▸ **GOAL OF THE EXERCISE**
All of the material below is to be repeated exactly.

▸ **INPUT MATERIAL**
+-------+

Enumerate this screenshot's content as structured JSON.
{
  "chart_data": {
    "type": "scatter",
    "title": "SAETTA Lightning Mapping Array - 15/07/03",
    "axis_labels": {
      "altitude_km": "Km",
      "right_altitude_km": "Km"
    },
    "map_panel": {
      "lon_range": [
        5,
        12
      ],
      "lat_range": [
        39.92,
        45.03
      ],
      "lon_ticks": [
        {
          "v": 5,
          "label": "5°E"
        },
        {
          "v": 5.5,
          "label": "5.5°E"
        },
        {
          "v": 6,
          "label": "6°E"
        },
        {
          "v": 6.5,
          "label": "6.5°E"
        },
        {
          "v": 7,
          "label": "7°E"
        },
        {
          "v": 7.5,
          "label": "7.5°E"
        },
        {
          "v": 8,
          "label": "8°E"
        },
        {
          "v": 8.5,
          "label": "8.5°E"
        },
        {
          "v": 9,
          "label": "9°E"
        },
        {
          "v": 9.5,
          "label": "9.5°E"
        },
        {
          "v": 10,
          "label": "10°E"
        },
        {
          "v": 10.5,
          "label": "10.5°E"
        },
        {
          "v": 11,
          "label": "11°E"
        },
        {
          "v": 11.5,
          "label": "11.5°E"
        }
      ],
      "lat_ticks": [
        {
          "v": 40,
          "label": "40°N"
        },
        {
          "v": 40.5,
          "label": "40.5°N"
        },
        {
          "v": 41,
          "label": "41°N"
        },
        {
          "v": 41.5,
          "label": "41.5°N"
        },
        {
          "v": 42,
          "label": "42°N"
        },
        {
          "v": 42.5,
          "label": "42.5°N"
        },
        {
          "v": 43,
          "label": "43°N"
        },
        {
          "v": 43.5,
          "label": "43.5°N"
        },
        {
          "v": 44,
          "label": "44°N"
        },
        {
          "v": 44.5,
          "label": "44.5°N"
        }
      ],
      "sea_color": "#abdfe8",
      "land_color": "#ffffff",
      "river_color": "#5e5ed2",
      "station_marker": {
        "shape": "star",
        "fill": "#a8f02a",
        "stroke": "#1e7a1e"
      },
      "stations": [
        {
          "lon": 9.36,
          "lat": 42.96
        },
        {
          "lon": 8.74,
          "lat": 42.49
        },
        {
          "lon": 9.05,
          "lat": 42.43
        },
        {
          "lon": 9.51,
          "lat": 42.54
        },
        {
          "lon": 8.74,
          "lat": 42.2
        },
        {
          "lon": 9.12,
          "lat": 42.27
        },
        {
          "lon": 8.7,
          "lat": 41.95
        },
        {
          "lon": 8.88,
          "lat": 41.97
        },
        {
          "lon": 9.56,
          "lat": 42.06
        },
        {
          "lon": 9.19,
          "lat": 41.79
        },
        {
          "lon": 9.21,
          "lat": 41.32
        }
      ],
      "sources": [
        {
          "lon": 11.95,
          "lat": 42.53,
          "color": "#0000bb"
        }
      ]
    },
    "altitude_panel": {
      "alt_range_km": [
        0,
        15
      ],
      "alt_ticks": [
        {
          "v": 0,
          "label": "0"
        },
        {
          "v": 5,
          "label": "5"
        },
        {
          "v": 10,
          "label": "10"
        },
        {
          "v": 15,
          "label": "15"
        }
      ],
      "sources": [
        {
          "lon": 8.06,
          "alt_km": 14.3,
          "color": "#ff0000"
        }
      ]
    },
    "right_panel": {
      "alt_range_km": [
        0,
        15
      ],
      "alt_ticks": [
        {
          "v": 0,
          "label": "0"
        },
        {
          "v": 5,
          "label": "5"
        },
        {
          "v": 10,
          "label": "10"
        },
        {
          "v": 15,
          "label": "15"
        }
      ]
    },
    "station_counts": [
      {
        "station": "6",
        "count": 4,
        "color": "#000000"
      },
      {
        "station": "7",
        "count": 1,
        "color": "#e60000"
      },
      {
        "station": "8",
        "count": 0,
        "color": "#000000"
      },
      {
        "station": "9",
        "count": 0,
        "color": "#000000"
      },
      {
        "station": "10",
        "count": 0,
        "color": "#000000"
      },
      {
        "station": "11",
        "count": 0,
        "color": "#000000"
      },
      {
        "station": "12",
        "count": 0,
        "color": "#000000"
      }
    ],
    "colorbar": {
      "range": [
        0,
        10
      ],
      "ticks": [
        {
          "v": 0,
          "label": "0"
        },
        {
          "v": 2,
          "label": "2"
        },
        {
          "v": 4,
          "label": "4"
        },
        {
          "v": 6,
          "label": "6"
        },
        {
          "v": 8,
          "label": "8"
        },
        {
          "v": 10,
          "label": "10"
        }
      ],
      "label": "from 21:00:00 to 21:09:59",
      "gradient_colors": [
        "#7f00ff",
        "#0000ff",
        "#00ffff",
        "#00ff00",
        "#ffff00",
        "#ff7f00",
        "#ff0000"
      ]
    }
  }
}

+-------+

▸ **TASK ANSWER**
Enumerate this screenshot's content as structured JSON.
{
  "chart_data": {
    "type": "scatter",
    "title": "SAETTA Lightning Mapping Array - 15/07/03",
    "axis_labels": {
      "altitude_km": "Km",
      "right_altitude_km": "Km"
    },
    "map_panel": {
      "lon_range": [
        5,
        12
      ],
      "lat_range": [
        39.92,
        45.03
      ],
      "lon_ticks": [
        {
          "v": 5,
          "label": "5°E"
        },
        {
          "v": 5.5,
          "label": "5.5°E"
        },
        {
          "v": 6,
          "label": "6°E"
        },
        {
          "v": 6.5,
          "label": "6.5°E"
        },
        {
          "v": 7,
          "label": "7°E"
        },
        {
          "v": 7.5,
          "label": "7.5°E"
        },
        {
          "v": 8,
          "label": "8°E"
        },
        {
          "v": 8.5,
          "label": "8.5°E"
        },
        {
          "v": 9,
          "label": "9°E"
        },
        {
          "v": 9.5,
          "label": "9.5°E"
        },
        {
          "v": 10,
          "label": "10°E"
        },
        {
          "v": 10.5,
          "label": "10.5°E"
        },
        {
          "v": 11,
          "label": "11°E"
        },
        {
          "v": 11.5,
          "label": "11.5°E"
        }
      ],
      "lat_ticks": [
        {
          "v": 40,
          "label": "40°N"
        },
        {
          "v": 40.5,
          "label": "40.5°N"
        },
        {
          "v": 41,
          "label": "41°N"
        },
        {
          "v": 41.5,
          "label": "41.5°N"
        },
        {
          "v": 42,
          "label": "42°N"
        },
        {
          "v": 42.5,
          "label": "42.5°N"
        },
        {
          "v": 43,
          "label": "43°N"
        },
        {
          "v": 43.5,
          "label": "43.5°N"
        },
        {
          "v": 44,
          "label": "44°N"
        },
        {
          "v": 44.5,
          "label": "44.5°N"
        }
      ],
      "sea_color": "#abdfe8",
      "land_color": "#ffffff",
      "river_color": "#5e5ed2",
      "station_marker": {
        "shape": "star",
        "fill": "#a8f02a",
        "stroke": "#1e7a1e"
      },
      "stations": [
        {
          "lon": 9.36,
          "lat": 42.96
        },
        {
          "lon": 8.74,
          "lat": 42.49
        },
        {
          "lon": 9.05,
          "lat": 42.43
        },
        {
          "lon": 9.51,
          "lat": 42.54
        },
        {
          "lon": 8.74,
          "lat": 42.2
        },
        {
          "lon": 9.12,
          "lat": 42.27
        },
        {
          "lon": 8.7,
          "lat": 41.95
        },
        {
          "lon": 8.88,
          "lat": 41.97
        },
        {
          "lon": 9.56,
          "lat": 42.06
        },
        {
          "lon": 9.19,
          "lat": 41.79
        },
        {
          "lon": 9.21,
          "lat": 41.32
        }
      ],
      "sources": [
        {
          "lon": 11.95,
          "lat": 42.53,
          "color": "#0000bb"
        }
      ]
    },
    "altitude_panel": {
      "alt_range_km": [
        0,
        15
      ],
      "alt_ticks": [
        {
          "v": 0,
          "label": "0"
        },
        {
          "v": 5,
          "label": "5"
        },
        {
          "v": 10,
          "label": "10"
        },
        {
          "v": 15,
          "label": "15"
        }
      ],
      "sources": [
        {
          "lon": 8.06,
          "alt_km": 14.3,
          "color": "#ff0000"
        }
      ]
    },
    "right_panel": {
      "alt_range_km": [
        0,
        15
      ],
      "alt_ticks": [
        {
          "v": 0,
          "label": "0"
        },
        {
          "v": 5,
          "label": "5"
        },
        {
          "v": 10,
          "label": "10"
        },
        {
          "v": 15,
          "label": "15"
        }
      ]
    },
    "station_counts": [
      {
        "station": "6",
        "count": 4,
        "color": "#000000"
      },
      {
        "station": "7",
        "count": 1,
        "color": "#e60000"
      },
      {
        "station": "8",
        "count": 0,
        "color": "#000000"
      },
      {
        "station": "9",
        "count": 0,
        "color": "#000000"
      },
      {
        "station": "10",
        "count": 0,
        "color": "#000000"
      },
      {
        "station": "11",
        "count": 0,
        "color": "#000000"
      },
      {
        "station": "12",
        "count": 0,
        "color": "#000000"
      }
    ],
    "colorbar": {
      "range": [
        0,
        10
      ],
      "ticks": [
        {
          "v": 0,
          "label": "0"
        },
        {
          "v": 2,
          "label": "2"
        },
        {
          "v": 4,
          "label": "4"
        },
        {
          "v": 6,
          "label": "6"
        },
        {
          "v": 8,
          "label": "8"
        },
        {
          "v": 10,
          "label": "10"
        }
      ],
      "label": "from 21:00:00 to 21:09:59",
      "gradient_colors": [
        "#7f00ff",
        "#0000ff",
        "#00ffff",
        "#00ff00",
        "#ffff00",
        "#ff7f00",
        "#ff0000"
      ]
    }
  }
}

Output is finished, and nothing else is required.